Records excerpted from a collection
★ ★ ★ ★

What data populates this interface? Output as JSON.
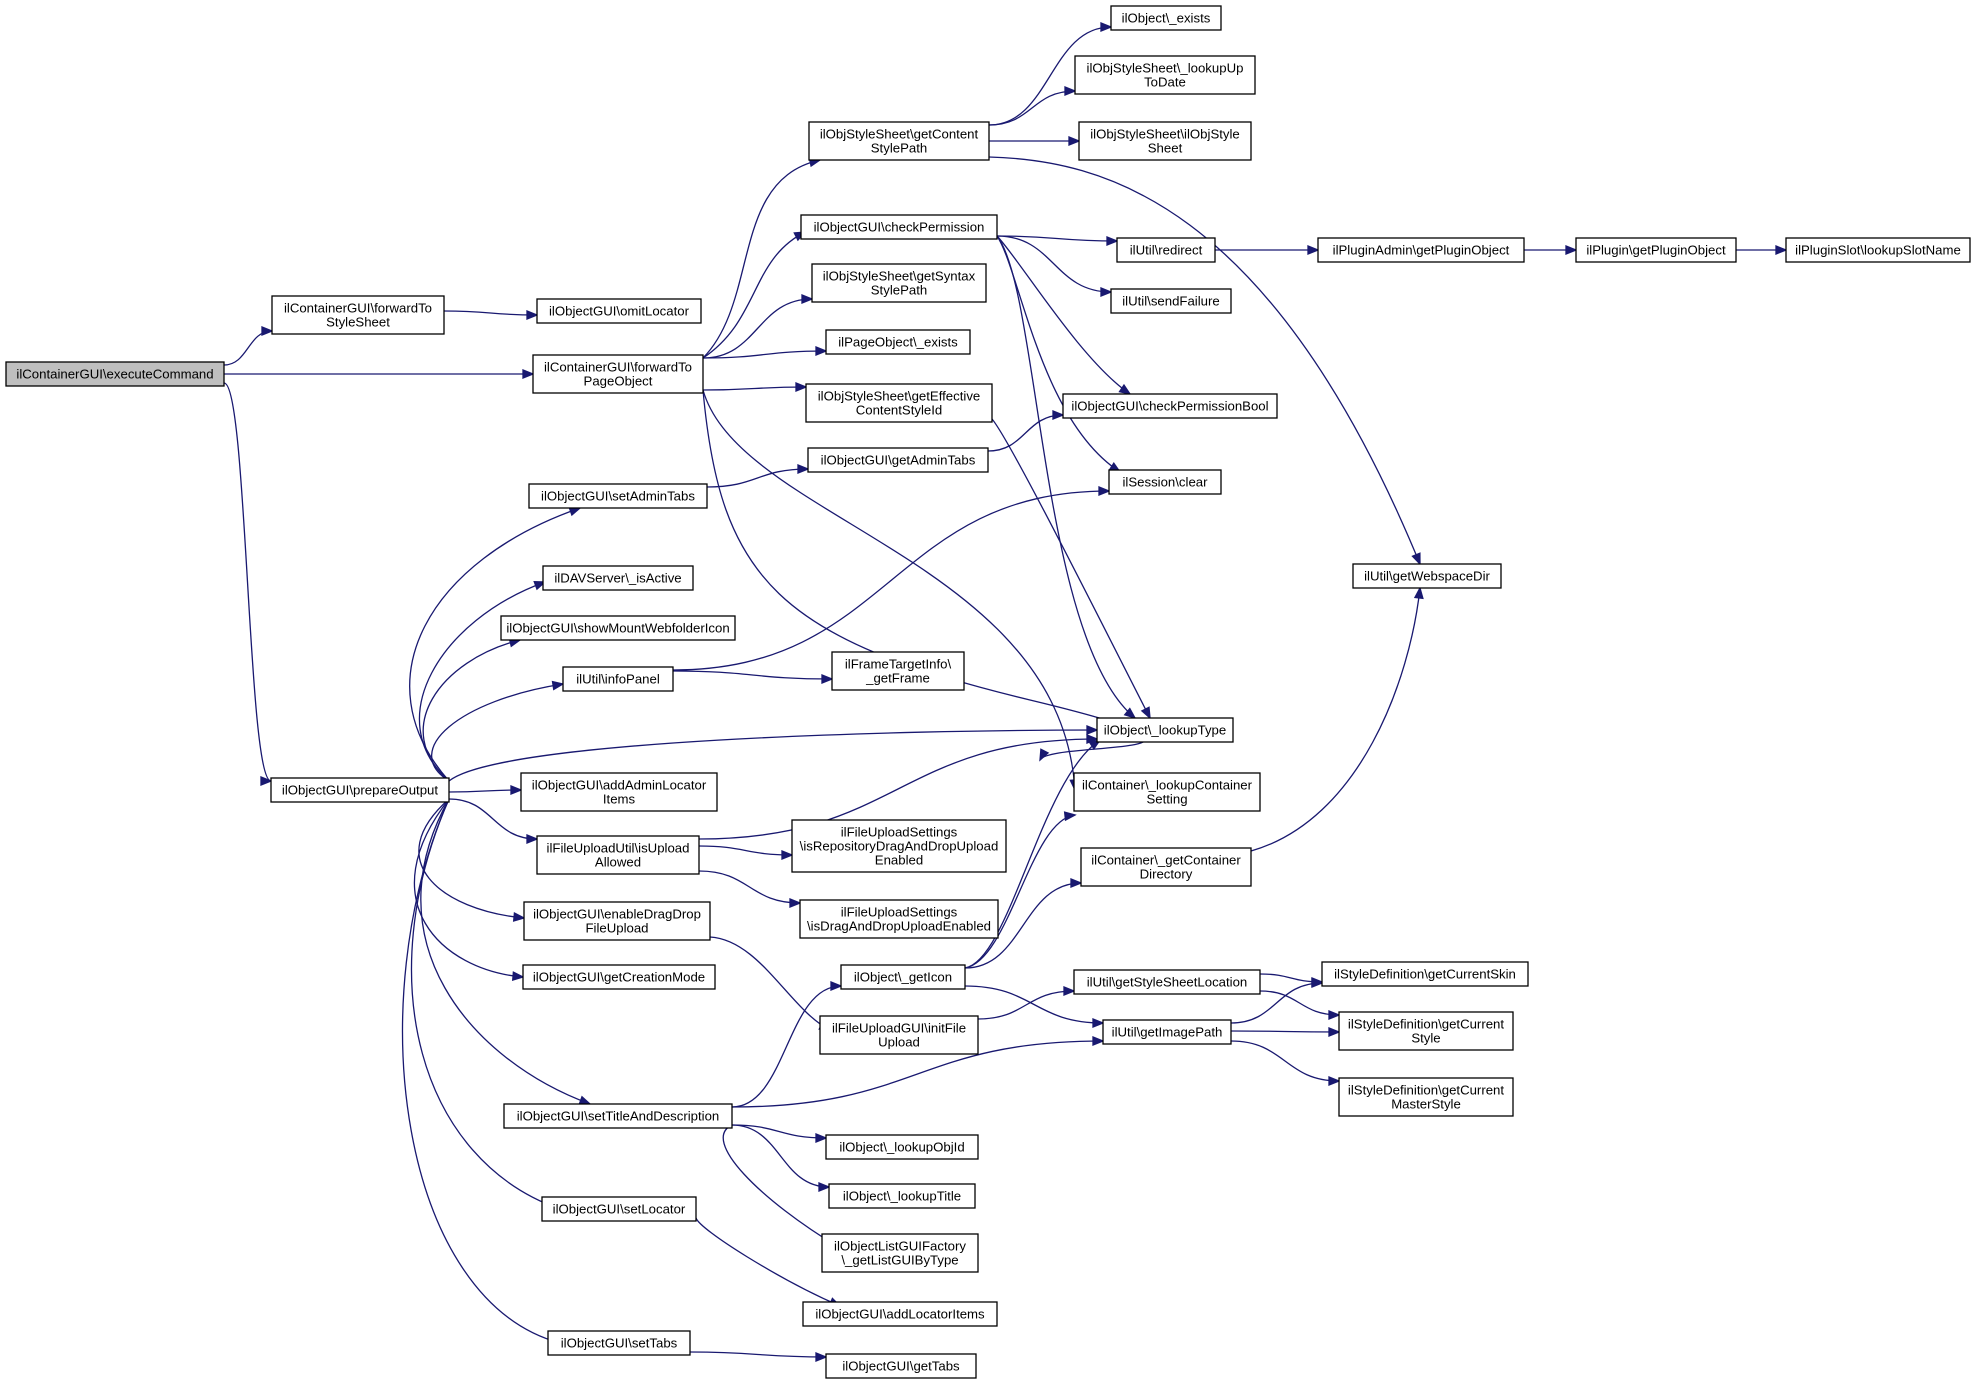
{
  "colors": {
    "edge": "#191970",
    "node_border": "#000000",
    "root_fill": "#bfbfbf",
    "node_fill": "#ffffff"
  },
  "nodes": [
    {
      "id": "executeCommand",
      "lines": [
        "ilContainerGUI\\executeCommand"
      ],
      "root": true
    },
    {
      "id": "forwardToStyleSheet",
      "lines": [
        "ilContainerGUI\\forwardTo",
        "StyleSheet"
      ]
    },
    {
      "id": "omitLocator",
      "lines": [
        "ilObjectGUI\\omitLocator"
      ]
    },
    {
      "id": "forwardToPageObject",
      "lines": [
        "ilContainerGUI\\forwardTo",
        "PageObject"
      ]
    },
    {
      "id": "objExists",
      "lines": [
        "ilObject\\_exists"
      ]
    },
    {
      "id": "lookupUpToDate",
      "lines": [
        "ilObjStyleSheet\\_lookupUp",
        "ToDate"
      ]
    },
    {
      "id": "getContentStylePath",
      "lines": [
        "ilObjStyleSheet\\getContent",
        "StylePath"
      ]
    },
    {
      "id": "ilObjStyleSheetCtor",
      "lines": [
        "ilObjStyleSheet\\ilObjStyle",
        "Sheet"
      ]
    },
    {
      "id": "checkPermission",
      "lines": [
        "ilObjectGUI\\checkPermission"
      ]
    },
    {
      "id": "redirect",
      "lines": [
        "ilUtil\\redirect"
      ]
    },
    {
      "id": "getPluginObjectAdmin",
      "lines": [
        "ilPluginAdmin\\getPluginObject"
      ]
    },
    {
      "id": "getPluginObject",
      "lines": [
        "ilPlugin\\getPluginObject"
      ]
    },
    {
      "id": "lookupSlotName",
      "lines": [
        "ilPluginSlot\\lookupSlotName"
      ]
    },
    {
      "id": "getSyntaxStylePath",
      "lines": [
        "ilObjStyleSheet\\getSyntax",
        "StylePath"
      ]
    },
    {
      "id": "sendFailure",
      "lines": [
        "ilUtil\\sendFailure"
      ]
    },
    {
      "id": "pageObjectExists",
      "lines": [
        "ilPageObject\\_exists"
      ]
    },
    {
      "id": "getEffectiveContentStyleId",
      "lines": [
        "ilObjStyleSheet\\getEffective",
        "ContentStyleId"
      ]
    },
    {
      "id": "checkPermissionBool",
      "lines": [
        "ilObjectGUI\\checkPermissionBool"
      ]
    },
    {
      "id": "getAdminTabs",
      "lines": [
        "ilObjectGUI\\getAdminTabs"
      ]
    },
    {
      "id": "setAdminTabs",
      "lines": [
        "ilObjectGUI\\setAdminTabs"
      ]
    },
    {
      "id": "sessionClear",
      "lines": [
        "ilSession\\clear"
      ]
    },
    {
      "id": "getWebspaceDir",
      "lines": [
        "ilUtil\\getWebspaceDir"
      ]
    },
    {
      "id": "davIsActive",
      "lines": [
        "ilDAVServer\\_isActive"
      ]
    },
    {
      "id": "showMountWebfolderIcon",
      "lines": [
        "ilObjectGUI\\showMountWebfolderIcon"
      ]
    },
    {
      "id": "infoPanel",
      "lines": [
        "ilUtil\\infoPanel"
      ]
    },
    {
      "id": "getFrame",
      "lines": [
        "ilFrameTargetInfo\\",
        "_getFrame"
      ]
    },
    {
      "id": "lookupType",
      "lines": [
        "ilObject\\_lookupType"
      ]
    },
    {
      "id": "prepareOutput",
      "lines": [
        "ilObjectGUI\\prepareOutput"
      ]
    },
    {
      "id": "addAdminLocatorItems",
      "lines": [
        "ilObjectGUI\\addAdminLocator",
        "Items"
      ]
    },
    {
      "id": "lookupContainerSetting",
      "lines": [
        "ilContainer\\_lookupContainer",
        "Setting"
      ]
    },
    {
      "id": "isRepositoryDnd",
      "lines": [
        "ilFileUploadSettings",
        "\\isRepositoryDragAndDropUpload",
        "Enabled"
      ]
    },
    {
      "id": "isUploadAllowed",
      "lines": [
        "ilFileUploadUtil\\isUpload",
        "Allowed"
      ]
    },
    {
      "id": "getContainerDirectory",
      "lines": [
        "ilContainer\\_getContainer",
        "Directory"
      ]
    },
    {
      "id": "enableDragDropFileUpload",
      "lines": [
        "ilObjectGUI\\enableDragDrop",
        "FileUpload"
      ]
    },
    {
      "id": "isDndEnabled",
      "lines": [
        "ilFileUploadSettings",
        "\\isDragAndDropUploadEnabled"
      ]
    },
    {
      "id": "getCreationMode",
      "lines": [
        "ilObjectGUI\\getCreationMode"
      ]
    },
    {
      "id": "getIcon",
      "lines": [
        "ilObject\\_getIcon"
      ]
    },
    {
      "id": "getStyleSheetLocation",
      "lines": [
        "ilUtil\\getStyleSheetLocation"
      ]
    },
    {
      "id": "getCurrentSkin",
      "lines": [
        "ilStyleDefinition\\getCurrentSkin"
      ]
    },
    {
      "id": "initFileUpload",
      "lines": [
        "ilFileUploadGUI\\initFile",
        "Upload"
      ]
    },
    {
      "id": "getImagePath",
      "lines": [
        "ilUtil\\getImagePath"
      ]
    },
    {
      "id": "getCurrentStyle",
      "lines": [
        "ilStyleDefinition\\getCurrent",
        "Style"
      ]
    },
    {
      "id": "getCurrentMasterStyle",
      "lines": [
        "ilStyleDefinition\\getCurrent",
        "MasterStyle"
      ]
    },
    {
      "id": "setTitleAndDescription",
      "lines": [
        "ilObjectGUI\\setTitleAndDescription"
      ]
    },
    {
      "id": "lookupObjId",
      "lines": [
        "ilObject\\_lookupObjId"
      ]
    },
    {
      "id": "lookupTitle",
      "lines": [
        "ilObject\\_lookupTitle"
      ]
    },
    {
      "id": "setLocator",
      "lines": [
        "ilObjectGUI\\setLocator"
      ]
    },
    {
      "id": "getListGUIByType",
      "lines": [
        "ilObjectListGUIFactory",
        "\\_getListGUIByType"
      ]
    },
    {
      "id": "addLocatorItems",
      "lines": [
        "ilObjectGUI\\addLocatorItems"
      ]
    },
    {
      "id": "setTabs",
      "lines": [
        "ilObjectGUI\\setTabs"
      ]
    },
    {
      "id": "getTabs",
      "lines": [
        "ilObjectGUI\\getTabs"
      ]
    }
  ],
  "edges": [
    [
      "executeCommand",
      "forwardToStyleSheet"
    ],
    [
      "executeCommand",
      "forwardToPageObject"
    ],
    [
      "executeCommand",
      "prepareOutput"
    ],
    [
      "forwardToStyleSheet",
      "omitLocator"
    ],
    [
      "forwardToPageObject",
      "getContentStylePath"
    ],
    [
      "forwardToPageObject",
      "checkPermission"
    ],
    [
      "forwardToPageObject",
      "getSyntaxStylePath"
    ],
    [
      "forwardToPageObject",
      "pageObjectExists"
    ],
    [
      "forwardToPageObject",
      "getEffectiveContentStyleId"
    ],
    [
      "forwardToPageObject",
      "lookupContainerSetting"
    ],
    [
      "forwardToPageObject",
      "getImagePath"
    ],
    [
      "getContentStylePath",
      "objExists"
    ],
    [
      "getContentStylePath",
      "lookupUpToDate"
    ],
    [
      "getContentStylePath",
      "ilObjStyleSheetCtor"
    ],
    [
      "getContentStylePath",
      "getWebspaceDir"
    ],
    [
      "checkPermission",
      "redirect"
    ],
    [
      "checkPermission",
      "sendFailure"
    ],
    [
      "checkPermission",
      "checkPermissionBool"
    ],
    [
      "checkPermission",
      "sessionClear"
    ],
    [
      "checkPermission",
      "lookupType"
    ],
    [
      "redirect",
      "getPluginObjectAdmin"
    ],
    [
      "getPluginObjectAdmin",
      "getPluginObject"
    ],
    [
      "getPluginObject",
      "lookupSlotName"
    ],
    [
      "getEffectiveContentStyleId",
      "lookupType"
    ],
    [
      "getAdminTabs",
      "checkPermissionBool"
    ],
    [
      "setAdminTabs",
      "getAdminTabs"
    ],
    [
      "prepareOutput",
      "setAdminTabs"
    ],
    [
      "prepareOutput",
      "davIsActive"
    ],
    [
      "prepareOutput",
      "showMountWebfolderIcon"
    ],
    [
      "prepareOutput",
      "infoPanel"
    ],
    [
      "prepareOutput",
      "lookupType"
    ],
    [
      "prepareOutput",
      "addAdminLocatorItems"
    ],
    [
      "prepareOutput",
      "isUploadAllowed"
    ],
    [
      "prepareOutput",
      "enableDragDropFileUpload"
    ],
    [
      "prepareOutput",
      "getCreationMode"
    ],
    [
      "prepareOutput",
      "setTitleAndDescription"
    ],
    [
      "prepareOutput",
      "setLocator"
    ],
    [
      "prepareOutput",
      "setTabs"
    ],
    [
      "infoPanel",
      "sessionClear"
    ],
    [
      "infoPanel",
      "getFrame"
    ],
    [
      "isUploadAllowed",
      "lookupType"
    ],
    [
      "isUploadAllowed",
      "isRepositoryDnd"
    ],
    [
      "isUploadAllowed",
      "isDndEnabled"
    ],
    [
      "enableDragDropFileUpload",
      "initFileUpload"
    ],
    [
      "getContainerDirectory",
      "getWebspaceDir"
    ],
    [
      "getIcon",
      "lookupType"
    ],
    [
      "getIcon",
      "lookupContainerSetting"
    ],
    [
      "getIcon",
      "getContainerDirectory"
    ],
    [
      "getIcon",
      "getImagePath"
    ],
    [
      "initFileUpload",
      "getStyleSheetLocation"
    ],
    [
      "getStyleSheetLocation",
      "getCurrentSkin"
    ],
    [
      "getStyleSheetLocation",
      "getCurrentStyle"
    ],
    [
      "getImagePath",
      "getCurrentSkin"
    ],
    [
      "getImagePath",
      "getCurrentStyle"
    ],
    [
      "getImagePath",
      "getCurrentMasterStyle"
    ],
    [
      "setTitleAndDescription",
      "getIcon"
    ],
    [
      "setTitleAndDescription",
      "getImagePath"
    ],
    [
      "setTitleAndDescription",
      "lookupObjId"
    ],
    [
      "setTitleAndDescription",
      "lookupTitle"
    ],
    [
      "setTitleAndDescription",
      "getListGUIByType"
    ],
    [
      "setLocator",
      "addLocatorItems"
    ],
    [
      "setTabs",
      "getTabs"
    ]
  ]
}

★ ★ ★ ★

Find the lines containing "isRepositoryDnd" and list every one of them.

Solution below:
      "id": "isRepositoryDnd",
      "isRepositoryDnd"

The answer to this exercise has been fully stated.